_WHAT YOU WILL DO_
In the entries below, find the lines that contain the word "amount" and copy them.

_ITEMS_

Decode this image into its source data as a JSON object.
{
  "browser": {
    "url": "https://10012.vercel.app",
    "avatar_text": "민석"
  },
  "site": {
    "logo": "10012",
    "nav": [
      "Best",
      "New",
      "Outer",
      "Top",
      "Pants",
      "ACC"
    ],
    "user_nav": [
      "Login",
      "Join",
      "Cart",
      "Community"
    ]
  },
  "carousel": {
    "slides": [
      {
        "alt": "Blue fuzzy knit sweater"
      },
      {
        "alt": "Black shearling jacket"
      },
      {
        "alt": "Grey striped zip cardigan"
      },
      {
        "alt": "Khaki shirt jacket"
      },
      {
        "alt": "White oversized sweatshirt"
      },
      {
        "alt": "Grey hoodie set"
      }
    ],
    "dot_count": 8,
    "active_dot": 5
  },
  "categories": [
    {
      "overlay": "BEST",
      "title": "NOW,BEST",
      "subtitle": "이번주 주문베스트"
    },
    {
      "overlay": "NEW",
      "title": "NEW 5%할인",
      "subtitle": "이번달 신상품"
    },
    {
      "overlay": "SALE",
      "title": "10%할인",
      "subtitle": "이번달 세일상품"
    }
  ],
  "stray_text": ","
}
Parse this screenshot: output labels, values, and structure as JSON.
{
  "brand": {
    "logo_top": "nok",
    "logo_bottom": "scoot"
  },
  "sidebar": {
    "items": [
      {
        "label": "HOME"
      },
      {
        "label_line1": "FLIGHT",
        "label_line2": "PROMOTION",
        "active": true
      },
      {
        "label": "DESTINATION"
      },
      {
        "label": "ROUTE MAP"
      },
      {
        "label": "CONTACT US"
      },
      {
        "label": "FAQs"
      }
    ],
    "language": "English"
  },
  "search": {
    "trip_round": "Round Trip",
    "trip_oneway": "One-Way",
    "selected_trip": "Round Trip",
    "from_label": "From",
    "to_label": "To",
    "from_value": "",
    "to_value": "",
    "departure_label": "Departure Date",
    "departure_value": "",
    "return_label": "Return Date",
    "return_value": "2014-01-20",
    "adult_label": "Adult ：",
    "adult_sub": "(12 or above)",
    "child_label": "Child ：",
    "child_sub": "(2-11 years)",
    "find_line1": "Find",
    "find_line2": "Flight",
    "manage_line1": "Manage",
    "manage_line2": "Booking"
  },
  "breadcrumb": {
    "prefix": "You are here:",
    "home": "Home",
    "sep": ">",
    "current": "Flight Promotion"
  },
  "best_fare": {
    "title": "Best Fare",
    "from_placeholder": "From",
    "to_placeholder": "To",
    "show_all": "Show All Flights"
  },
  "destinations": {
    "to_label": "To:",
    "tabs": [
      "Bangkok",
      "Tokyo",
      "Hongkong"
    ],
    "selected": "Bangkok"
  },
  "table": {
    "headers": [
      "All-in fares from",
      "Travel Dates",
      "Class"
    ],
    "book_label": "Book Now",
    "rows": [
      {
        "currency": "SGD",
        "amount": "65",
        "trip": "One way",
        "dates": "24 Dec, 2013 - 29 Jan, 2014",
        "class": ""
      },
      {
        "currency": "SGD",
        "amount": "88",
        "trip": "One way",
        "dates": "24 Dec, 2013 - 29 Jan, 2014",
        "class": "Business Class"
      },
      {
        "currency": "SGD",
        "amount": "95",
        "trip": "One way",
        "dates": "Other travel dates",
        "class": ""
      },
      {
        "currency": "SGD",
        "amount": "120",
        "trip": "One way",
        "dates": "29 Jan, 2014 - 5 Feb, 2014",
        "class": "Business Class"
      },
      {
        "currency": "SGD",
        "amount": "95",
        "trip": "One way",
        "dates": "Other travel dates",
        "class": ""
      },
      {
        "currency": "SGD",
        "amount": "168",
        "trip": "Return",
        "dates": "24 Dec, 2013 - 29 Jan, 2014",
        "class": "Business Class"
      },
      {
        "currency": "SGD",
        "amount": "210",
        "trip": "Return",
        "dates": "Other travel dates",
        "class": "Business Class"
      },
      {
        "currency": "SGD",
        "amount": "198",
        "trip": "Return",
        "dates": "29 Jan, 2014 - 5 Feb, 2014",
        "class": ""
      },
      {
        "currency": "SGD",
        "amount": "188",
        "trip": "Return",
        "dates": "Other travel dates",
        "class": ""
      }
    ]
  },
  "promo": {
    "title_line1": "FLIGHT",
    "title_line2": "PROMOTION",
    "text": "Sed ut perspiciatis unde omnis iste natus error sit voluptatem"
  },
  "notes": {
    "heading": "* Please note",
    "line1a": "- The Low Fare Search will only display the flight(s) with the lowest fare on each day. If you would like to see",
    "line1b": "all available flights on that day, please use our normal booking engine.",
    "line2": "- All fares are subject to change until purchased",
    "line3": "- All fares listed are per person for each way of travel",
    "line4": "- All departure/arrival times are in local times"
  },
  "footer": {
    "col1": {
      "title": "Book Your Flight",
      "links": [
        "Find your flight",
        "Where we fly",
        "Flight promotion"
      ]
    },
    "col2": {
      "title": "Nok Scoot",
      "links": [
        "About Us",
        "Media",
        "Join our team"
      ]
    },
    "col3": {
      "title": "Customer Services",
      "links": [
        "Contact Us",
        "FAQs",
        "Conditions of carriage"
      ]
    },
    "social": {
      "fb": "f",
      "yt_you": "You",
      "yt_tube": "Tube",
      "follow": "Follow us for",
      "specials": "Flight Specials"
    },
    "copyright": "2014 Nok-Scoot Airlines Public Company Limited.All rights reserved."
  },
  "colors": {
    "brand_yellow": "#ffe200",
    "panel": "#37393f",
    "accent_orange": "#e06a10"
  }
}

_RESULT_
        "amount": "65",
        "amount": "88",
        "amount": "95",
        "amount": "120",
        "amount": "95",
        "amount": "168",
        "amount": "210",
        "amount": "198",
        "amount": "188",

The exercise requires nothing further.